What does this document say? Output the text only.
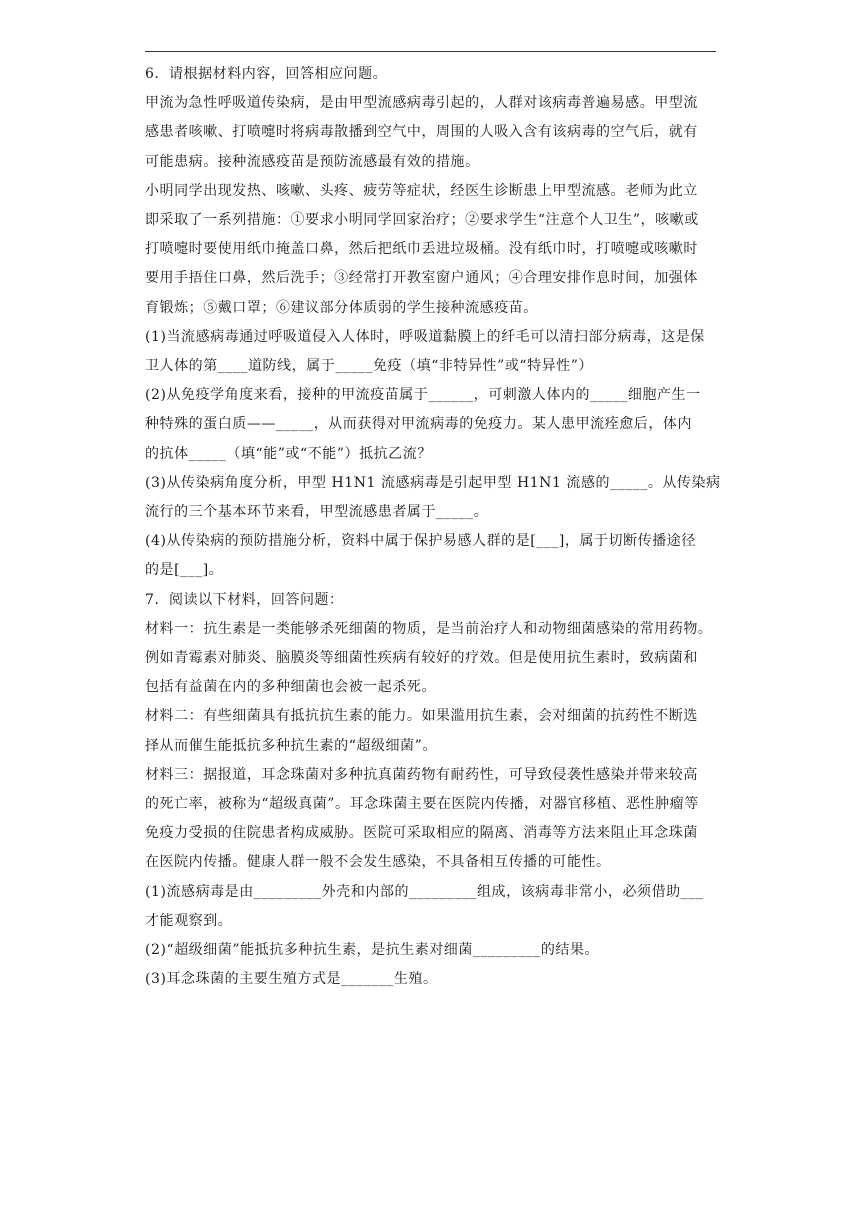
6．请根据材料内容，回答相应问题。

甲流为急性呼吸道传染病，是由甲型流感病毒引起的，人群对该病毒普遍易感。甲型流

感患者咳嗽、打喷嚏时将病毒散播到空气中，周围的人吸入含有该病毒的空气后，就有

可能患病。接种流感疫苗是预防流感最有效的措施。

小明同学出现发热、咳嗽、头疼、疲劳等症状，经医生诊断患上甲型流感。老师为此立

即采取了一系列措施：①要求小明同学回家治疗；②要求学生“注意个人卫生”，咳嗽或

打喷嚏时要使用纸巾掩盖口鼻，然后把纸巾丢进垃圾桶。没有纸巾时，打喷嚏或咳嗽时

要用手捂住口鼻，然后洗手；③经常打开教室窗户通风；④合理安排作息时间，加强体

育锻炼；⑤戴口罩；⑥建议部分体质弱的学生接种流感疫苗。

(1)当流感病毒通过呼吸道侵入人体时，呼吸道黏膜上的纤毛可以清扫部分病毒，这是保

卫人体的第____道防线，属于_____免疫（填“非特异性”或“特异性”）

(2)从免疫学角度来看，接种的甲流疫苗属于______，可刺激人体内的_____细胞产生一

种特殊的蛋白质——_____，从而获得对甲流病毒的免疫力。某人患甲流痊愈后，体内

的抗体_____（填“能”或“不能”）抵抗乙流？

(3)从传染病角度分析，甲型 H1N1 流感病毒是引起甲型 H1N1 流感的_____。从传染病

流行的三个基本环节来看，甲型流感患者属于_____。

(4)从传染病的预防措施分析，资料中属于保护易感人群的是[___]，属于切断传播途径

的是[___]。

7．阅读以下材料，回答问题：

材料一：抗生素是一类能够杀死细菌的物质，是当前治疗人和动物细菌感染的常用药物。

例如青霉素对肺炎、脑膜炎等细菌性疾病有较好的疗效。但是使用抗生素时，致病菌和

包括有益菌在内的多种细菌也会被一起杀死。

材料二：有些细菌具有抵抗抗生素的能力。如果滥用抗生素，会对细菌的抗药性不断选

择从而催生能抵抗多种抗生素的“超级细菌”。

材料三：据报道，耳念珠菌对多种抗真菌药物有耐药性，可导致侵袭性感染并带来较高

的死亡率，被称为“超级真菌”。耳念珠菌主要在医院内传播，对器官移植、恶性肿瘤等

免疫力受损的住院患者构成威胁。医院可采取相应的隔离、消毒等方法来阻止耳念珠菌

在医院内传播。健康人群一般不会发生感染，不具备相互传播的可能性。

(1)流感病毒是由_________外壳和内部的_________组成，该病毒非常小，必须借助___

才能观察到。

(2)“超级细菌”能抵抗多种抗生素，是抗生素对细菌_________的结果。

(3)耳念珠菌的主要生殖方式是_______生殖。
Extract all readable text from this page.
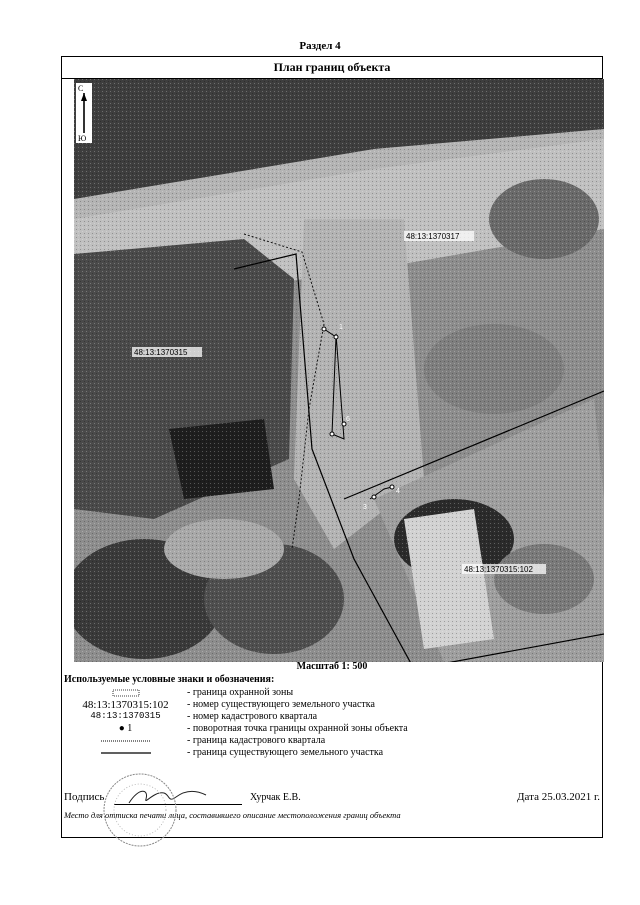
Раздел 4
План границ объекта
С
Ю
1
6
3
4
48:13:1370317
48:13:1370315
48:13:1370315:102
Масштаб 1: 500
Используемые условные знаки и обозначения:
- граница охранной зоны
48:13:1370315:102	- номер существующего земельного участка
48:13:1370315	- номер кадастрового квартала
● 1	- поворотная точка границы охранной зоны объекта
- граница кадастрового квартала
- граница существующего земельного участка
Подпись	Хурчак Е.В.	Дата 25.03.2021 г.
Место для оттиска печати лица, составившего описание местоположения границ объекта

Challenge :: Every line that holds the word "超级细菌" should be extracted.

Result of the task ::
择从而催生能抵抗多种抗生素的“超级细菌”。
(2)“超级细菌”能抵抗多种抗生素，是抗生素对细菌_________的结果。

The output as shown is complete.